Written instruction:
Pictures do not belong in your copy. Repeat all the other data exactly.

##### Record excerpts

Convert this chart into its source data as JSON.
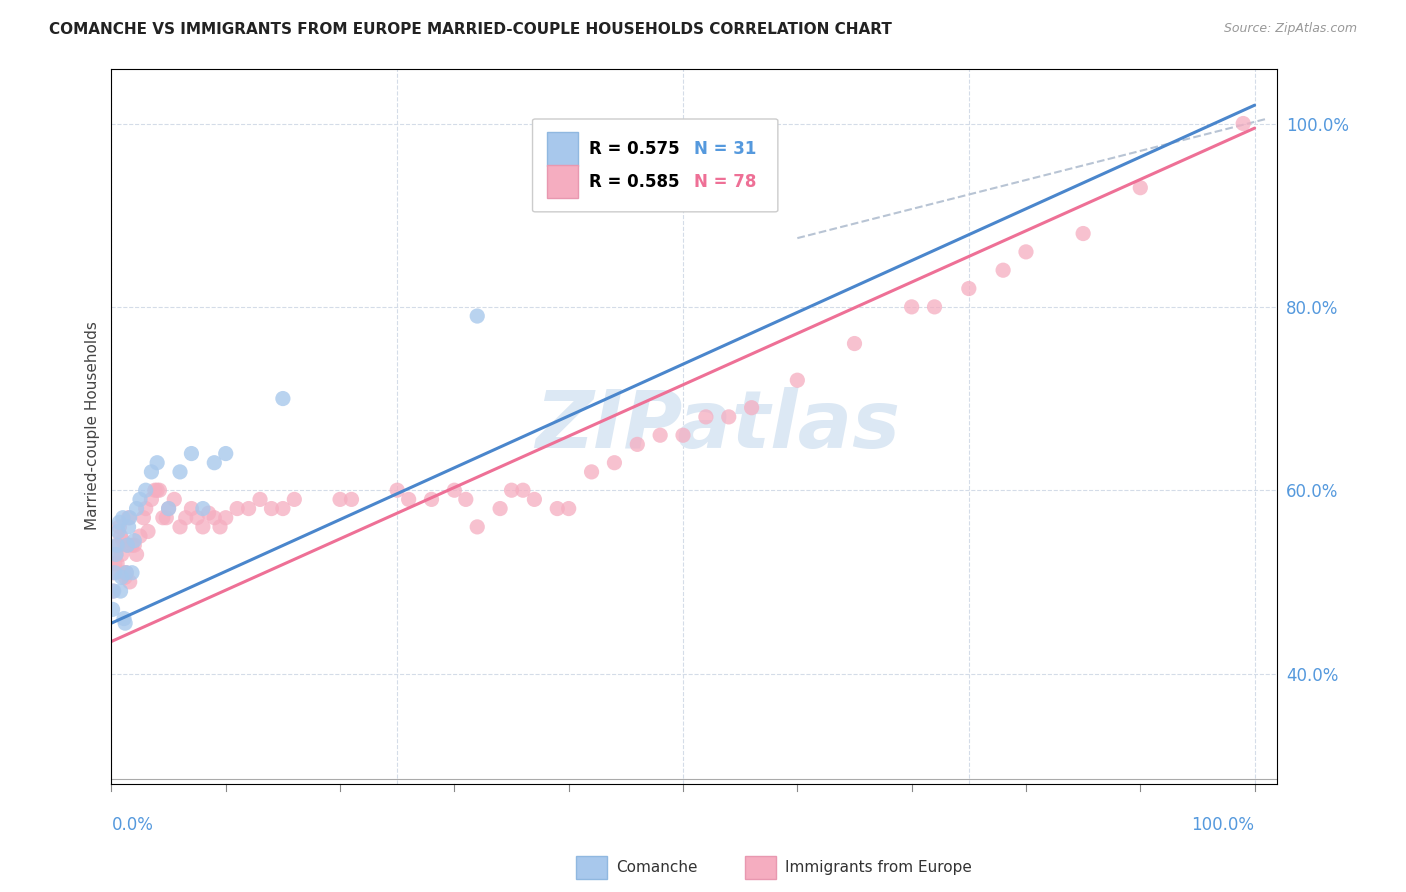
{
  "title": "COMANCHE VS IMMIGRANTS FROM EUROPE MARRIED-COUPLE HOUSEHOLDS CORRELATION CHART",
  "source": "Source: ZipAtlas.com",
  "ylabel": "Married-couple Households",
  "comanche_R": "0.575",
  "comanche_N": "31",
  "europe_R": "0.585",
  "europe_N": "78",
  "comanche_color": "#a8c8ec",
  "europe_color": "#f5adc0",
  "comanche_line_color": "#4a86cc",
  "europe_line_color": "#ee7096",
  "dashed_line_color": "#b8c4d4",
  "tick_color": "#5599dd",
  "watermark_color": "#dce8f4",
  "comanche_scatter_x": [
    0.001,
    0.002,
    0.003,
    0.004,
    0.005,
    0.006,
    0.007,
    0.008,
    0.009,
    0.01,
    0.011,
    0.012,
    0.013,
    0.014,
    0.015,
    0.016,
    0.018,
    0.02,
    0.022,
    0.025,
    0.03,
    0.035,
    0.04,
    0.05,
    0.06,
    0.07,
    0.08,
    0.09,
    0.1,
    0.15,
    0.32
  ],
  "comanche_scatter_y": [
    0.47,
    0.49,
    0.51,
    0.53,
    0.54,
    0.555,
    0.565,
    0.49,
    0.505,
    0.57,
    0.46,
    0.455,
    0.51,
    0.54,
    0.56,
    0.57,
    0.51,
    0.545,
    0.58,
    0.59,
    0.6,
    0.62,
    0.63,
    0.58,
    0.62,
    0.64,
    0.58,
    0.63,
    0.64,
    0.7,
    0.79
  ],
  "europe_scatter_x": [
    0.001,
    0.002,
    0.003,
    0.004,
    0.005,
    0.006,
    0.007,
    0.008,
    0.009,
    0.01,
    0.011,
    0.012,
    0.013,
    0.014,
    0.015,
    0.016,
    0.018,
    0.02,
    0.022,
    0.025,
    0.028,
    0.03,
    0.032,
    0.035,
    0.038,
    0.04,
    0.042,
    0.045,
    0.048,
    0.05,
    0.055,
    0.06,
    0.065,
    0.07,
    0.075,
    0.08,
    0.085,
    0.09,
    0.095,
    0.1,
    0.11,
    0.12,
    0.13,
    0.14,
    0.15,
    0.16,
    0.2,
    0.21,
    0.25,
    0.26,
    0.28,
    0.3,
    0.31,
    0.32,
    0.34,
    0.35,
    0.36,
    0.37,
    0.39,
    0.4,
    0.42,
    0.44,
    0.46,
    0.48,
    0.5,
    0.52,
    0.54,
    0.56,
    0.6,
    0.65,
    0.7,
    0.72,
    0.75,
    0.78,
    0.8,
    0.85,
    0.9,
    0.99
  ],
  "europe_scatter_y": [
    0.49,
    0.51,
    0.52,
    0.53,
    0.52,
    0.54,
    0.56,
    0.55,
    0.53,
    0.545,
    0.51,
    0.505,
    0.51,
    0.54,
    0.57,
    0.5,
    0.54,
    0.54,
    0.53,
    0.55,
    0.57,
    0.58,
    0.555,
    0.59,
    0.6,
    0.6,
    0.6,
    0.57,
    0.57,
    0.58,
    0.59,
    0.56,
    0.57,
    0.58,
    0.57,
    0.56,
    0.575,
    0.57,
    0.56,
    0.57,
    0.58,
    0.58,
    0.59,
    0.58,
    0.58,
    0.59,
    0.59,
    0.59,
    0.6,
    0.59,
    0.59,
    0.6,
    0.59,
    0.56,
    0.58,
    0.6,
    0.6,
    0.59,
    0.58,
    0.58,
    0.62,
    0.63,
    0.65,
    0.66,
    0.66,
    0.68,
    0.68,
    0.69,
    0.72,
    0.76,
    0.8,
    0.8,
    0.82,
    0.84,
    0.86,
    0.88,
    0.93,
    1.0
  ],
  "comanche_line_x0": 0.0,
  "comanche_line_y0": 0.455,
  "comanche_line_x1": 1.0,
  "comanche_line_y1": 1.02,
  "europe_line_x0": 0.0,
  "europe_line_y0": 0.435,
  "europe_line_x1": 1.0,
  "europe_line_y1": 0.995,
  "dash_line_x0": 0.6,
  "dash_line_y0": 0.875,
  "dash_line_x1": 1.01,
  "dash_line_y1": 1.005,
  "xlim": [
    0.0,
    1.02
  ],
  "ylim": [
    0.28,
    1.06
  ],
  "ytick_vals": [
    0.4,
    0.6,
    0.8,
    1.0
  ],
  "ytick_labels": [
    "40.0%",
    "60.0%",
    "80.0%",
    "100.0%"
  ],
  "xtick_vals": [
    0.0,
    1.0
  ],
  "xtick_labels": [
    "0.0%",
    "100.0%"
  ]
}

##########

Result of the task:
Convert this chart into its source data as JSON.
{
  "title": "COMANCHE VS IMMIGRANTS FROM EUROPE MARRIED-COUPLE HOUSEHOLDS CORRELATION CHART",
  "source": "Source: ZipAtlas.com",
  "ylabel": "Married-couple Households",
  "comanche_R": "0.575",
  "comanche_N": "31",
  "europe_R": "0.585",
  "europe_N": "78",
  "comanche_color": "#a8c8ec",
  "europe_color": "#f5adc0",
  "comanche_line_color": "#4a86cc",
  "europe_line_color": "#ee7096",
  "dashed_line_color": "#b8c4d4",
  "tick_color": "#5599dd",
  "watermark_color": "#dce8f4",
  "comanche_scatter_x": [
    0.001,
    0.002,
    0.003,
    0.004,
    0.005,
    0.006,
    0.007,
    0.008,
    0.009,
    0.01,
    0.011,
    0.012,
    0.013,
    0.014,
    0.015,
    0.016,
    0.018,
    0.02,
    0.022,
    0.025,
    0.03,
    0.035,
    0.04,
    0.05,
    0.06,
    0.07,
    0.08,
    0.09,
    0.1,
    0.15,
    0.32
  ],
  "comanche_scatter_y": [
    0.47,
    0.49,
    0.51,
    0.53,
    0.54,
    0.555,
    0.565,
    0.49,
    0.505,
    0.57,
    0.46,
    0.455,
    0.51,
    0.54,
    0.56,
    0.57,
    0.51,
    0.545,
    0.58,
    0.59,
    0.6,
    0.62,
    0.63,
    0.58,
    0.62,
    0.64,
    0.58,
    0.63,
    0.64,
    0.7,
    0.79
  ],
  "europe_scatter_x": [
    0.001,
    0.002,
    0.003,
    0.004,
    0.005,
    0.006,
    0.007,
    0.008,
    0.009,
    0.01,
    0.011,
    0.012,
    0.013,
    0.014,
    0.015,
    0.016,
    0.018,
    0.02,
    0.022,
    0.025,
    0.028,
    0.03,
    0.032,
    0.035,
    0.038,
    0.04,
    0.042,
    0.045,
    0.048,
    0.05,
    0.055,
    0.06,
    0.065,
    0.07,
    0.075,
    0.08,
    0.085,
    0.09,
    0.095,
    0.1,
    0.11,
    0.12,
    0.13,
    0.14,
    0.15,
    0.16,
    0.2,
    0.21,
    0.25,
    0.26,
    0.28,
    0.3,
    0.31,
    0.32,
    0.34,
    0.35,
    0.36,
    0.37,
    0.39,
    0.4,
    0.42,
    0.44,
    0.46,
    0.48,
    0.5,
    0.52,
    0.54,
    0.56,
    0.6,
    0.65,
    0.7,
    0.72,
    0.75,
    0.78,
    0.8,
    0.85,
    0.9,
    0.99
  ],
  "europe_scatter_y": [
    0.49,
    0.51,
    0.52,
    0.53,
    0.52,
    0.54,
    0.56,
    0.55,
    0.53,
    0.545,
    0.51,
    0.505,
    0.51,
    0.54,
    0.57,
    0.5,
    0.54,
    0.54,
    0.53,
    0.55,
    0.57,
    0.58,
    0.555,
    0.59,
    0.6,
    0.6,
    0.6,
    0.57,
    0.57,
    0.58,
    0.59,
    0.56,
    0.57,
    0.58,
    0.57,
    0.56,
    0.575,
    0.57,
    0.56,
    0.57,
    0.58,
    0.58,
    0.59,
    0.58,
    0.58,
    0.59,
    0.59,
    0.59,
    0.6,
    0.59,
    0.59,
    0.6,
    0.59,
    0.56,
    0.58,
    0.6,
    0.6,
    0.59,
    0.58,
    0.58,
    0.62,
    0.63,
    0.65,
    0.66,
    0.66,
    0.68,
    0.68,
    0.69,
    0.72,
    0.76,
    0.8,
    0.8,
    0.82,
    0.84,
    0.86,
    0.88,
    0.93,
    1.0
  ],
  "comanche_line_x0": 0.0,
  "comanche_line_y0": 0.455,
  "comanche_line_x1": 1.0,
  "comanche_line_y1": 1.02,
  "europe_line_x0": 0.0,
  "europe_line_y0": 0.435,
  "europe_line_x1": 1.0,
  "europe_line_y1": 0.995,
  "dash_line_x0": 0.6,
  "dash_line_y0": 0.875,
  "dash_line_x1": 1.01,
  "dash_line_y1": 1.005,
  "xlim": [
    0.0,
    1.02
  ],
  "ylim": [
    0.28,
    1.06
  ],
  "ytick_vals": [
    0.4,
    0.6,
    0.8,
    1.0
  ],
  "ytick_labels": [
    "40.0%",
    "60.0%",
    "80.0%",
    "100.0%"
  ],
  "xtick_vals": [
    0.0,
    1.0
  ],
  "xtick_labels": [
    "0.0%",
    "100.0%"
  ]
}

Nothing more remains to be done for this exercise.